=== WORK INSTRUCTIONS ===
Below is a listing; write it out exactly and drop any images from it.

====== STORED ROWS ======

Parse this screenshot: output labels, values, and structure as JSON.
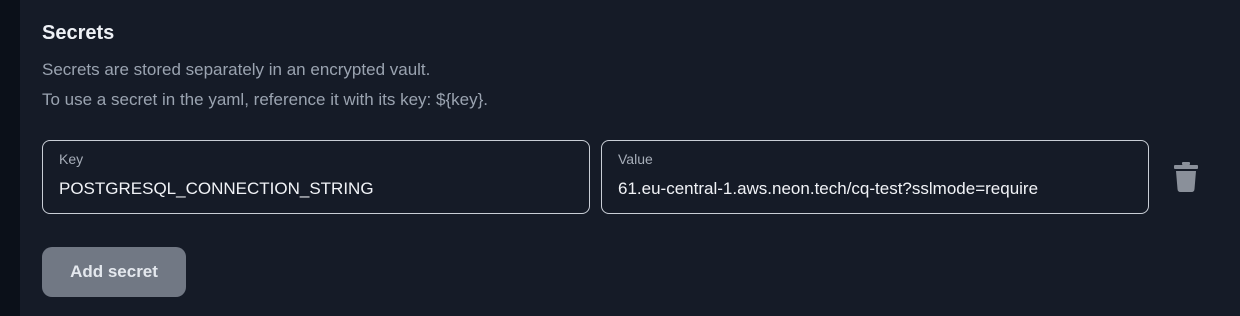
{
  "secrets": {
    "title": "Secrets",
    "description_line1": "Secrets are stored separately in an encrypted vault.",
    "description_line2": "To use a secret in the yaml, reference it with its key: ${key}.",
    "entries": [
      {
        "key_label": "Key",
        "key_value": "POSTGRESQL_CONNECTION_STRING",
        "value_label": "Value",
        "value_value": "61.eu-central-1.aws.neon.tech/cq-test?sslmode=require"
      }
    ],
    "delete_icon": "trash-icon",
    "add_button_label": "Add secret"
  },
  "colors": {
    "panel_background": "#151b27",
    "page_background": "#0b1019",
    "field_border": "#c9ced6",
    "button_background": "#717884",
    "icon_color": "#8a909a"
  }
}
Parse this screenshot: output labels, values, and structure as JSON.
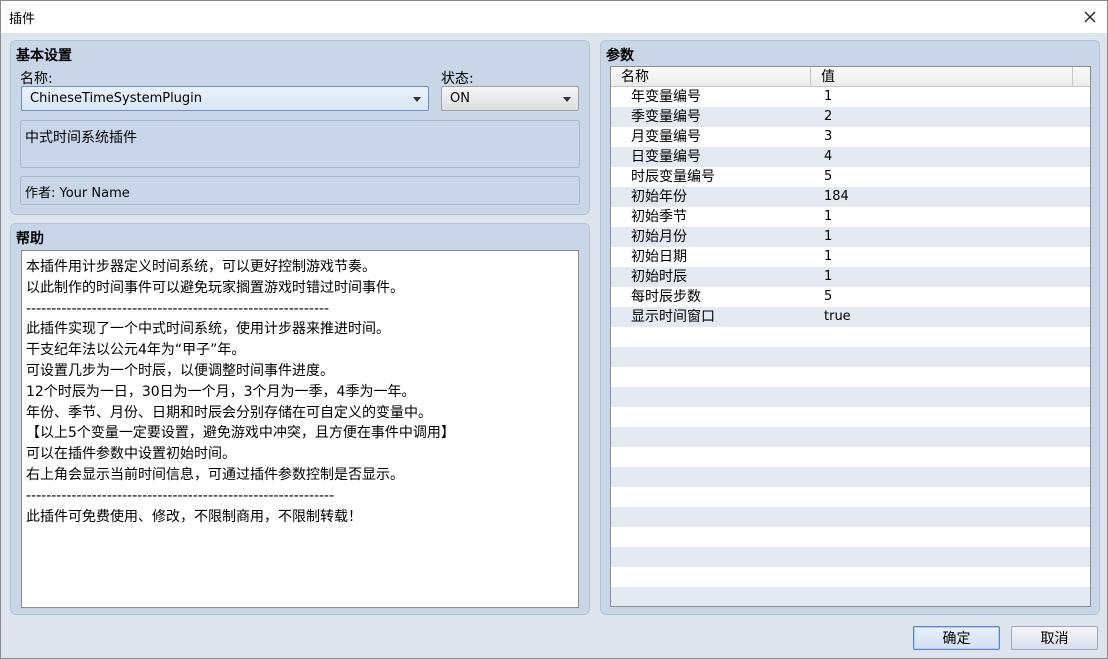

======

=== CORRECT RESULT ===
Parse this screenshot: output labels, values, and structure as JSON.
{
  "secrets": {
    "title": "Secrets",
    "description_line1": "Secrets are stored separately in an encrypted vault.",
    "description_line2": "To use a secret in the yaml, reference it with its key: ${key}.",
    "entries": [
      {
        "key_label": "Key",
        "key_value": "POSTGRESQL_CONNECTION_STRING",
        "value_label": "Value",
        "value_value": "61.eu-central-1.aws.neon.tech/cq-test?sslmode=require"
      }
    ],
    "delete_icon": "trash-icon",
    "add_button_label": "Add secret"
  },
  "colors": {
    "panel_background": "#151b27",
    "page_background": "#0b1019",
    "field_border": "#c9ced6",
    "button_background": "#717884",
    "icon_color": "#8a909a"
  }
}
Parse this screenshot: output labels, values, and structure as JSON.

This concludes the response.